§ **Aim**: Every entry must be duplicated precisely as written.

A block of data:
** Start **

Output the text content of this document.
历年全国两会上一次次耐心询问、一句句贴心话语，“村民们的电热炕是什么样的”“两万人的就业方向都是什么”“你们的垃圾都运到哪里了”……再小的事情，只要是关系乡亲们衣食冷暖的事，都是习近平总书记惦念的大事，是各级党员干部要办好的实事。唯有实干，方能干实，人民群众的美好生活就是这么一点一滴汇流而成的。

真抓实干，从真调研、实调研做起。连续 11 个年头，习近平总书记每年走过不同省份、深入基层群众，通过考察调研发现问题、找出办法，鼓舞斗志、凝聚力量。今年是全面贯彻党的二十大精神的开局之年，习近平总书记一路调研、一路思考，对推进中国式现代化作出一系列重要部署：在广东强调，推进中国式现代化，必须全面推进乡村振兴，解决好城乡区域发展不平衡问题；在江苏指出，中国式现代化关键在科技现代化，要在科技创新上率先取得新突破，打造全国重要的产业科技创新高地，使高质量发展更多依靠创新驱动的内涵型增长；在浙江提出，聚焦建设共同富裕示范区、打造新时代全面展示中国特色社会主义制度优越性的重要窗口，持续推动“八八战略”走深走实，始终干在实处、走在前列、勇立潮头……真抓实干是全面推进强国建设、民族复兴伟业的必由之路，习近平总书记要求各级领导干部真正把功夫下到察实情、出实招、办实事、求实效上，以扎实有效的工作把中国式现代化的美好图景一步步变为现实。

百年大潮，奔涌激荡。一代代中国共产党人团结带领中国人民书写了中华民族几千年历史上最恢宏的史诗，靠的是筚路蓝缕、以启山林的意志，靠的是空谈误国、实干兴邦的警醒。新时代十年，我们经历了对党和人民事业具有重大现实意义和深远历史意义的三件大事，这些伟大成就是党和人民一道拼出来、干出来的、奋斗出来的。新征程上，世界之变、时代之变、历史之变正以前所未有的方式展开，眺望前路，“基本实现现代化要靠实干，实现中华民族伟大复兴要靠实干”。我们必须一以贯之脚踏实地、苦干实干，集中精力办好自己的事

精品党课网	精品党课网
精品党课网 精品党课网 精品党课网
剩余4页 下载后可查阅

** End **

§ **Expected answer**:
Output the text content of this document.
历年全国两会上一次次耐心询问、一句句贴心话语，“村民们的电热炕是什么样的”“两万人的就业方向都是什么”“你们的垃圾都运到哪里了”……再小的事情，只要是关系乡亲们衣食冷暖的事，都是习近平总书记惦念的大事，是各级党员干部要办好的实事。唯有实干，方能干实，人民群众的美好生活就是这么一点一滴汇流而成的。

真抓实干，从真调研、实调研做起。连续 11 个年头，习近平总书记每年走过不同省份、深入基层群众，通过考察调研发现问题、找出办法，鼓舞斗志、凝聚力量。今年是全面贯彻党的二十大精神的开局之年，习近平总书记一路调研、一路思考，对推进中国式现代化作出一系列重要部署：在广东强调，推进中国式现代化，必须全面推进乡村振兴，解决好城乡区域发展不平衡问题；在江苏指出，中国式现代化关键在科技现代化，要在科技创新上率先取得新突破，打造全国重要的产业科技创新高地，使高质量发展更多依靠创新驱动的内涵型增长；在浙江提出，聚焦建设共同富裕示范区、打造新时代全面展示中国特色社会主义制度优越性的重要窗口，持续推动“八八战略”走深走实，始终干在实处、走在前列、勇立潮头……真抓实干是全面推进强国建设、民族复兴伟业的必由之路，习近平总书记要求各级领导干部真正把功夫下到察实情、出实招、办实事、求实效上，以扎实有效的工作把中国式现代化的美好图景一步步变为现实。

百年大潮，奔涌激荡。一代代中国共产党人团结带领中国人民书写了中华民族几千年历史上最恢宏的史诗，靠的是筚路蓝缕、以启山林的意志，靠的是空谈误国、实干兴邦的警醒。新时代十年，我们经历了对党和人民事业具有重大现实意义和深远历史意义的三件大事，这些伟大成就是党和人民一道拼出来、干出来的、奋斗出来的。新征程上，世界之变、时代之变、历史之变正以前所未有的方式展开，眺望前路，“基本实现现代化要靠实干，实现中华民族伟大复兴要靠实干”。我们必须一以贯之脚踏实地、苦干实干，集中精力办好自己的事

精品党课网	精品党课网
精品党课网 精品党课网 精品党课网
剩余4页 下载后可查阅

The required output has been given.